Start of DATA SUPPLIED

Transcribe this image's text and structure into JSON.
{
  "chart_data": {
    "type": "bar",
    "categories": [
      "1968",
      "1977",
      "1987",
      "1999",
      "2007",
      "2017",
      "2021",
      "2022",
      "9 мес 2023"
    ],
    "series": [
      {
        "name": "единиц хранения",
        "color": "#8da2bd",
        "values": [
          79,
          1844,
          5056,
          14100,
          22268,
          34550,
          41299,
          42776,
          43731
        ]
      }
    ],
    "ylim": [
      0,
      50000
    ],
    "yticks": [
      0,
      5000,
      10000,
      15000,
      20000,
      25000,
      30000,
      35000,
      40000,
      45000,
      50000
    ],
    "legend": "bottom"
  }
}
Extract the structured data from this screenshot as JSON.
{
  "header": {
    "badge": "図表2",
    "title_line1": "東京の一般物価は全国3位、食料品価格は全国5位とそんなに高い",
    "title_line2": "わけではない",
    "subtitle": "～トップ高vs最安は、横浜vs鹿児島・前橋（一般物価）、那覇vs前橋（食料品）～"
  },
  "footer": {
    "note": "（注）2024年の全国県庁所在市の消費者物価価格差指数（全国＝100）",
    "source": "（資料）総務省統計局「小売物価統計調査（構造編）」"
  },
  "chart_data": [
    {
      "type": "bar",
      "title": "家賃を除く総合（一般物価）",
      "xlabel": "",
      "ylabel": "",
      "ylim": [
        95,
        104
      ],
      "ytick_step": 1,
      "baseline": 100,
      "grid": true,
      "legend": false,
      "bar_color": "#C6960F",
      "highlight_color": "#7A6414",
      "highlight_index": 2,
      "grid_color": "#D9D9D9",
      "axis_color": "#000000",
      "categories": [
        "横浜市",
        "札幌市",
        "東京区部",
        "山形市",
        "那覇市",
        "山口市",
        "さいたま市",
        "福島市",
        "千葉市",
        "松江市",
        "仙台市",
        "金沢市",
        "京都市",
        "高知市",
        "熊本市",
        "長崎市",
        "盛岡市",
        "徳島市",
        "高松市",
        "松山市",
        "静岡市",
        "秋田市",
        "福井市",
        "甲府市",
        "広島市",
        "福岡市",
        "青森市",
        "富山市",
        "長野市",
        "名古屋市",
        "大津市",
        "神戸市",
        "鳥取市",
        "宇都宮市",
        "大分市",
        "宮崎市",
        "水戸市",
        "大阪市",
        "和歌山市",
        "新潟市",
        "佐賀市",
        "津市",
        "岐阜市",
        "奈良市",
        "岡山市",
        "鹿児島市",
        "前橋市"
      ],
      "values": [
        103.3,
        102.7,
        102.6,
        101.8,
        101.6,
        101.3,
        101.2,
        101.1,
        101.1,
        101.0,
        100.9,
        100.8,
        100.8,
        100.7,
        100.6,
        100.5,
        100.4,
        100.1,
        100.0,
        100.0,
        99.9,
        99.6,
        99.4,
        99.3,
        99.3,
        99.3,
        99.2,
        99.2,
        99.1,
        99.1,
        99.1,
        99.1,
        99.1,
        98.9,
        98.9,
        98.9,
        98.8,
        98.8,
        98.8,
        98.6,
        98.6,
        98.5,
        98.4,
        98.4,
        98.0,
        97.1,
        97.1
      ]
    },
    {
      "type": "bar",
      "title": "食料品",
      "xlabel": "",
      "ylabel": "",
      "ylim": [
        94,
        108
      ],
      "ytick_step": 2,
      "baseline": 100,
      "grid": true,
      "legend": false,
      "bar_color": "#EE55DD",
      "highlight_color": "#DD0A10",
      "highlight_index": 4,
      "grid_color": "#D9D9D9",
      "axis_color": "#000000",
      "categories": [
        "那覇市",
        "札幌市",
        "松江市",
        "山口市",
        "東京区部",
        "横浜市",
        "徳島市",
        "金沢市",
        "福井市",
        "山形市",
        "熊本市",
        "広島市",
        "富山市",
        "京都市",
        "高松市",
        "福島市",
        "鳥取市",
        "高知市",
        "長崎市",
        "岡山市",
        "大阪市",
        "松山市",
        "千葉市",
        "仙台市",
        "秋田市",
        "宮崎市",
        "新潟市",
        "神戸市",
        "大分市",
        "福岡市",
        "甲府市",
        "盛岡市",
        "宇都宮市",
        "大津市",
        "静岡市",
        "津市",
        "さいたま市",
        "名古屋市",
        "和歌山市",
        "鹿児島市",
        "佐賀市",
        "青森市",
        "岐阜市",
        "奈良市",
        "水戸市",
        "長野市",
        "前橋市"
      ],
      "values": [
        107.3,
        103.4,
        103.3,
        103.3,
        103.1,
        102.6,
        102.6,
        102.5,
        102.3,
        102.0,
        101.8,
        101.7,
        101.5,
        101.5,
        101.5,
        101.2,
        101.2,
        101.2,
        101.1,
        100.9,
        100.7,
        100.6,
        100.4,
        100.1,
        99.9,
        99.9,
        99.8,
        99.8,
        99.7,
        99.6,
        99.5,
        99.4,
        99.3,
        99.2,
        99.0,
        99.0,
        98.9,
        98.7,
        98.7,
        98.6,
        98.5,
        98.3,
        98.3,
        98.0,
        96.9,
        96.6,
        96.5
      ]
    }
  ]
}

End of DATA SUPPLIED

REQUEST »
Repeat the data verbatim.

WORKED SOLUTION »
Transcribe this image's text and structure into JSON.
{
  "chart_data": {
    "type": "bar",
    "categories": [
      "1968",
      "1977",
      "1987",
      "1999",
      "2007",
      "2017",
      "2021",
      "2022",
      "9 мес 2023"
    ],
    "series": [
      {
        "name": "единиц хранения",
        "color": "#8da2bd",
        "values": [
          79,
          1844,
          5056,
          14100,
          22268,
          34550,
          41299,
          42776,
          43731
        ]
      }
    ],
    "ylim": [
      0,
      50000
    ],
    "yticks": [
      0,
      5000,
      10000,
      15000,
      20000,
      25000,
      30000,
      35000,
      40000,
      45000,
      50000
    ],
    "legend": "bottom"
  }
}
Extract the structured data from this screenshot as JSON.
{
  "header": {
    "badge": "図表2",
    "title_line1": "東京の一般物価は全国3位、食料品価格は全国5位とそんなに高い",
    "title_line2": "わけではない",
    "subtitle": "～トップ高vs最安は、横浜vs鹿児島・前橋（一般物価）、那覇vs前橋（食料品）～"
  },
  "footer": {
    "note": "（注）2024年の全国県庁所在市の消費者物価価格差指数（全国＝100）",
    "source": "（資料）総務省統計局「小売物価統計調査（構造編）」"
  },
  "chart_data": [
    {
      "type": "bar",
      "title": "家賃を除く総合（一般物価）",
      "xlabel": "",
      "ylabel": "",
      "ylim": [
        95,
        104
      ],
      "ytick_step": 1,
      "baseline": 100,
      "grid": true,
      "legend": false,
      "bar_color": "#C6960F",
      "highlight_color": "#7A6414",
      "highlight_index": 2,
      "grid_color": "#D9D9D9",
      "axis_color": "#000000",
      "categories": [
        "横浜市",
        "札幌市",
        "東京区部",
        "山形市",
        "那覇市",
        "山口市",
        "さいたま市",
        "福島市",
        "千葉市",
        "松江市",
        "仙台市",
        "金沢市",
        "京都市",
        "高知市",
        "熊本市",
        "長崎市",
        "盛岡市",
        "徳島市",
        "高松市",
        "松山市",
        "静岡市",
        "秋田市",
        "福井市",
        "甲府市",
        "広島市",
        "福岡市",
        "青森市",
        "富山市",
        "長野市",
        "名古屋市",
        "大津市",
        "神戸市",
        "鳥取市",
        "宇都宮市",
        "大分市",
        "宮崎市",
        "水戸市",
        "大阪市",
        "和歌山市",
        "新潟市",
        "佐賀市",
        "津市",
        "岐阜市",
        "奈良市",
        "岡山市",
        "鹿児島市",
        "前橋市"
      ],
      "values": [
        103.3,
        102.7,
        102.6,
        101.8,
        101.6,
        101.3,
        101.2,
        101.1,
        101.1,
        101.0,
        100.9,
        100.8,
        100.8,
        100.7,
        100.6,
        100.5,
        100.4,
        100.1,
        100.0,
        100.0,
        99.9,
        99.6,
        99.4,
        99.3,
        99.3,
        99.3,
        99.2,
        99.2,
        99.1,
        99.1,
        99.1,
        99.1,
        99.1,
        98.9,
        98.9,
        98.9,
        98.8,
        98.8,
        98.8,
        98.6,
        98.6,
        98.5,
        98.4,
        98.4,
        98.0,
        97.1,
        97.1
      ]
    },
    {
      "type": "bar",
      "title": "食料品",
      "xlabel": "",
      "ylabel": "",
      "ylim": [
        94,
        108
      ],
      "ytick_step": 2,
      "baseline": 100,
      "grid": true,
      "legend": false,
      "bar_color": "#EE55DD",
      "highlight_color": "#DD0A10",
      "highlight_index": 4,
      "grid_color": "#D9D9D9",
      "axis_color": "#000000",
      "categories": [
        "那覇市",
        "札幌市",
        "松江市",
        "山口市",
        "東京区部",
        "横浜市",
        "徳島市",
        "金沢市",
        "福井市",
        "山形市",
        "熊本市",
        "広島市",
        "富山市",
        "京都市",
        "高松市",
        "福島市",
        "鳥取市",
        "高知市",
        "長崎市",
        "岡山市",
        "大阪市",
        "松山市",
        "千葉市",
        "仙台市",
        "秋田市",
        "宮崎市",
        "新潟市",
        "神戸市",
        "大分市",
        "福岡市",
        "甲府市",
        "盛岡市",
        "宇都宮市",
        "大津市",
        "静岡市",
        "津市",
        "さいたま市",
        "名古屋市",
        "和歌山市",
        "鹿児島市",
        "佐賀市",
        "青森市",
        "岐阜市",
        "奈良市",
        "水戸市",
        "長野市",
        "前橋市"
      ],
      "values": [
        107.3,
        103.4,
        103.3,
        103.3,
        103.1,
        102.6,
        102.6,
        102.5,
        102.3,
        102.0,
        101.8,
        101.7,
        101.5,
        101.5,
        101.5,
        101.2,
        101.2,
        101.2,
        101.1,
        100.9,
        100.7,
        100.6,
        100.4,
        100.1,
        99.9,
        99.9,
        99.8,
        99.8,
        99.7,
        99.6,
        99.5,
        99.4,
        99.3,
        99.2,
        99.0,
        99.0,
        98.9,
        98.7,
        98.7,
        98.6,
        98.5,
        98.3,
        98.3,
        98.0,
        96.9,
        96.6,
        96.5
      ]
    }
  ]
}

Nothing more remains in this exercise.